[Start of DATA TO USE]

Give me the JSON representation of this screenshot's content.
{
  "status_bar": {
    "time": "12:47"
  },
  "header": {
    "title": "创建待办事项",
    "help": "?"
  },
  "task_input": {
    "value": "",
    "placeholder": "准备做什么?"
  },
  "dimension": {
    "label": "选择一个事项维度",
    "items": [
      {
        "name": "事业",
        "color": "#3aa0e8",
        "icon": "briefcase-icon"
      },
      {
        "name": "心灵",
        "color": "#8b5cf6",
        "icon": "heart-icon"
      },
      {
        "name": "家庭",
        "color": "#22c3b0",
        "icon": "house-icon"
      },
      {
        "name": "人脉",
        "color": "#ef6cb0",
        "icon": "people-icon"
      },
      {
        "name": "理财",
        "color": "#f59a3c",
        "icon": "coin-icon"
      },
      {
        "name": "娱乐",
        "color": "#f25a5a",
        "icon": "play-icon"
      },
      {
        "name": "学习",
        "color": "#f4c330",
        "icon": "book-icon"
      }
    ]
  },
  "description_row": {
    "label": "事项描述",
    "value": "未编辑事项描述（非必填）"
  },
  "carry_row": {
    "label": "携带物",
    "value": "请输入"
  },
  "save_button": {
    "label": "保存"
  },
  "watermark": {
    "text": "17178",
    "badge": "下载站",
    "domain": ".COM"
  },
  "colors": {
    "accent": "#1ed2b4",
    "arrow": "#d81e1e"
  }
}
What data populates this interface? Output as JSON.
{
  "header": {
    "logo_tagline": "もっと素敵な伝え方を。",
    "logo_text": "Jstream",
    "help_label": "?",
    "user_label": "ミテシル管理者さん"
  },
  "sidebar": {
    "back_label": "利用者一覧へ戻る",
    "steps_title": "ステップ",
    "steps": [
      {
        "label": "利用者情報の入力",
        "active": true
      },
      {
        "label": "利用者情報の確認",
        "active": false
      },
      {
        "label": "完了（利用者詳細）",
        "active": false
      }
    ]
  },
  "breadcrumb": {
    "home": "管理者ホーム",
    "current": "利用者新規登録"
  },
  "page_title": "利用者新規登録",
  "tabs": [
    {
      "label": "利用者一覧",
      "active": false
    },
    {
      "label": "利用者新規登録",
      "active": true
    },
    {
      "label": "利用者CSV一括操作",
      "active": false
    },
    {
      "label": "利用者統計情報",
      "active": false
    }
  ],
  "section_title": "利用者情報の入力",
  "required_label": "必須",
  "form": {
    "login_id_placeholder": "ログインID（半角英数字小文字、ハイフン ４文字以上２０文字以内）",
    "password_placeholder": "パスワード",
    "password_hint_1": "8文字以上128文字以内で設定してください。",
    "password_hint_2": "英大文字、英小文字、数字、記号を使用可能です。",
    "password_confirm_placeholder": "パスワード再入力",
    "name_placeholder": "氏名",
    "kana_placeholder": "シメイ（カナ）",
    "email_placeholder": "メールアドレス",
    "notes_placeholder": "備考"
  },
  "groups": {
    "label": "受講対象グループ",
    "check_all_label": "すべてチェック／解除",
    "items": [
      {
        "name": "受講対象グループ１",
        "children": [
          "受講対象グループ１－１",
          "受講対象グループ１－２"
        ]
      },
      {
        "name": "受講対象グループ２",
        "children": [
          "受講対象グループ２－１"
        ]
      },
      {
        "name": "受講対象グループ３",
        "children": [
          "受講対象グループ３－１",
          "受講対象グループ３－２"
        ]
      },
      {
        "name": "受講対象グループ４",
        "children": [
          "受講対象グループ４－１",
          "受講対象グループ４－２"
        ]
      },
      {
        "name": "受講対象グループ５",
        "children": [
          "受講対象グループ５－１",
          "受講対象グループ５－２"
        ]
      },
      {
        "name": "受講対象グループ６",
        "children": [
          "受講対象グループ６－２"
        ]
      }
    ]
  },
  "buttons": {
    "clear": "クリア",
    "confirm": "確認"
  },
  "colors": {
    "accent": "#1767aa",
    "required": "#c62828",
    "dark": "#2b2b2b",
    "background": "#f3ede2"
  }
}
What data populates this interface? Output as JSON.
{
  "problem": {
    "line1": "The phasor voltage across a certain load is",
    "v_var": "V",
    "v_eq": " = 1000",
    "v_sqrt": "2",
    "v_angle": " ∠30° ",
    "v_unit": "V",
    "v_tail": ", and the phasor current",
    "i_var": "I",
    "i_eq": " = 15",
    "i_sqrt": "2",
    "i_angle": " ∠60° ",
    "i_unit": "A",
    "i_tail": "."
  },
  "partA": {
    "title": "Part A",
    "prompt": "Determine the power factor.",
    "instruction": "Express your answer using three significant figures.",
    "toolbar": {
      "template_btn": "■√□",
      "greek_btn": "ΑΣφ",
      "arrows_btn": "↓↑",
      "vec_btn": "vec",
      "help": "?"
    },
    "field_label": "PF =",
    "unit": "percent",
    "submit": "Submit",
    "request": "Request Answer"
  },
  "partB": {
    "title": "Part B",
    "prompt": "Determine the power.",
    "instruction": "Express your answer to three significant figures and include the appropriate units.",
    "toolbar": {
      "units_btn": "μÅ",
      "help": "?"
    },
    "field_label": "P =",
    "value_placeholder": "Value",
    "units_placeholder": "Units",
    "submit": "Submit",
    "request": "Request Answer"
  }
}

[End of DATA TO USE]

→ TASK DETAILS: Each line above must be printed exactly as it appears.

→ FULL RESPONSE:
Give me the JSON representation of this screenshot's content.
{
  "status_bar": {
    "time": "12:47"
  },
  "header": {
    "title": "创建待办事项",
    "help": "?"
  },
  "task_input": {
    "value": "",
    "placeholder": "准备做什么?"
  },
  "dimension": {
    "label": "选择一个事项维度",
    "items": [
      {
        "name": "事业",
        "color": "#3aa0e8",
        "icon": "briefcase-icon"
      },
      {
        "name": "心灵",
        "color": "#8b5cf6",
        "icon": "heart-icon"
      },
      {
        "name": "家庭",
        "color": "#22c3b0",
        "icon": "house-icon"
      },
      {
        "name": "人脉",
        "color": "#ef6cb0",
        "icon": "people-icon"
      },
      {
        "name": "理财",
        "color": "#f59a3c",
        "icon": "coin-icon"
      },
      {
        "name": "娱乐",
        "color": "#f25a5a",
        "icon": "play-icon"
      },
      {
        "name": "学习",
        "color": "#f4c330",
        "icon": "book-icon"
      }
    ]
  },
  "description_row": {
    "label": "事项描述",
    "value": "未编辑事项描述（非必填）"
  },
  "carry_row": {
    "label": "携带物",
    "value": "请输入"
  },
  "save_button": {
    "label": "保存"
  },
  "watermark": {
    "text": "17178",
    "badge": "下载站",
    "domain": ".COM"
  },
  "colors": {
    "accent": "#1ed2b4",
    "arrow": "#d81e1e"
  }
}
What data populates this interface? Output as JSON.
{
  "header": {
    "logo_tagline": "もっと素敵な伝え方を。",
    "logo_text": "Jstream",
    "help_label": "?",
    "user_label": "ミテシル管理者さん"
  },
  "sidebar": {
    "back_label": "利用者一覧へ戻る",
    "steps_title": "ステップ",
    "steps": [
      {
        "label": "利用者情報の入力",
        "active": true
      },
      {
        "label": "利用者情報の確認",
        "active": false
      },
      {
        "label": "完了（利用者詳細）",
        "active": false
      }
    ]
  },
  "breadcrumb": {
    "home": "管理者ホーム",
    "current": "利用者新規登録"
  },
  "page_title": "利用者新規登録",
  "tabs": [
    {
      "label": "利用者一覧",
      "active": false
    },
    {
      "label": "利用者新規登録",
      "active": true
    },
    {
      "label": "利用者CSV一括操作",
      "active": false
    },
    {
      "label": "利用者統計情報",
      "active": false
    }
  ],
  "section_title": "利用者情報の入力",
  "required_label": "必須",
  "form": {
    "login_id_placeholder": "ログインID（半角英数字小文字、ハイフン ４文字以上２０文字以内）",
    "password_placeholder": "パスワード",
    "password_hint_1": "8文字以上128文字以内で設定してください。",
    "password_hint_2": "英大文字、英小文字、数字、記号を使用可能です。",
    "password_confirm_placeholder": "パスワード再入力",
    "name_placeholder": "氏名",
    "kana_placeholder": "シメイ（カナ）",
    "email_placeholder": "メールアドレス",
    "notes_placeholder": "備考"
  },
  "groups": {
    "label": "受講対象グループ",
    "check_all_label": "すべてチェック／解除",
    "items": [
      {
        "name": "受講対象グループ１",
        "children": [
          "受講対象グループ１－１",
          "受講対象グループ１－２"
        ]
      },
      {
        "name": "受講対象グループ２",
        "children": [
          "受講対象グループ２－１"
        ]
      },
      {
        "name": "受講対象グループ３",
        "children": [
          "受講対象グループ３－１",
          "受講対象グループ３－２"
        ]
      },
      {
        "name": "受講対象グループ４",
        "children": [
          "受講対象グループ４－１",
          "受講対象グループ４－２"
        ]
      },
      {
        "name": "受講対象グループ５",
        "children": [
          "受講対象グループ５－１",
          "受講対象グループ５－２"
        ]
      },
      {
        "name": "受講対象グループ６",
        "children": [
          "受講対象グループ６－２"
        ]
      }
    ]
  },
  "buttons": {
    "clear": "クリア",
    "confirm": "確認"
  },
  "colors": {
    "accent": "#1767aa",
    "required": "#c62828",
    "dark": "#2b2b2b",
    "background": "#f3ede2"
  }
}
What data populates this interface? Output as JSON.
{
  "problem": {
    "line1": "The phasor voltage across a certain load is",
    "v_var": "V",
    "v_eq": " = 1000",
    "v_sqrt": "2",
    "v_angle": " ∠30° ",
    "v_unit": "V",
    "v_tail": ", and the phasor current",
    "i_var": "I",
    "i_eq": " = 15",
    "i_sqrt": "2",
    "i_angle": " ∠60° ",
    "i_unit": "A",
    "i_tail": "."
  },
  "partA": {
    "title": "Part A",
    "prompt": "Determine the power factor.",
    "instruction": "Express your answer using three significant figures.",
    "toolbar": {
      "template_btn": "■√□",
      "greek_btn": "ΑΣφ",
      "arrows_btn": "↓↑",
      "vec_btn": "vec",
      "help": "?"
    },
    "field_label": "PF =",
    "unit": "percent",
    "submit": "Submit",
    "request": "Request Answer"
  },
  "partB": {
    "title": "Part B",
    "prompt": "Determine the power.",
    "instruction": "Express your answer to three significant figures and include the appropriate units.",
    "toolbar": {
      "units_btn": "μÅ",
      "help": "?"
    },
    "field_label": "P =",
    "value_placeholder": "Value",
    "units_placeholder": "Units",
    "submit": "Submit",
    "request": "Request Answer"
  }
}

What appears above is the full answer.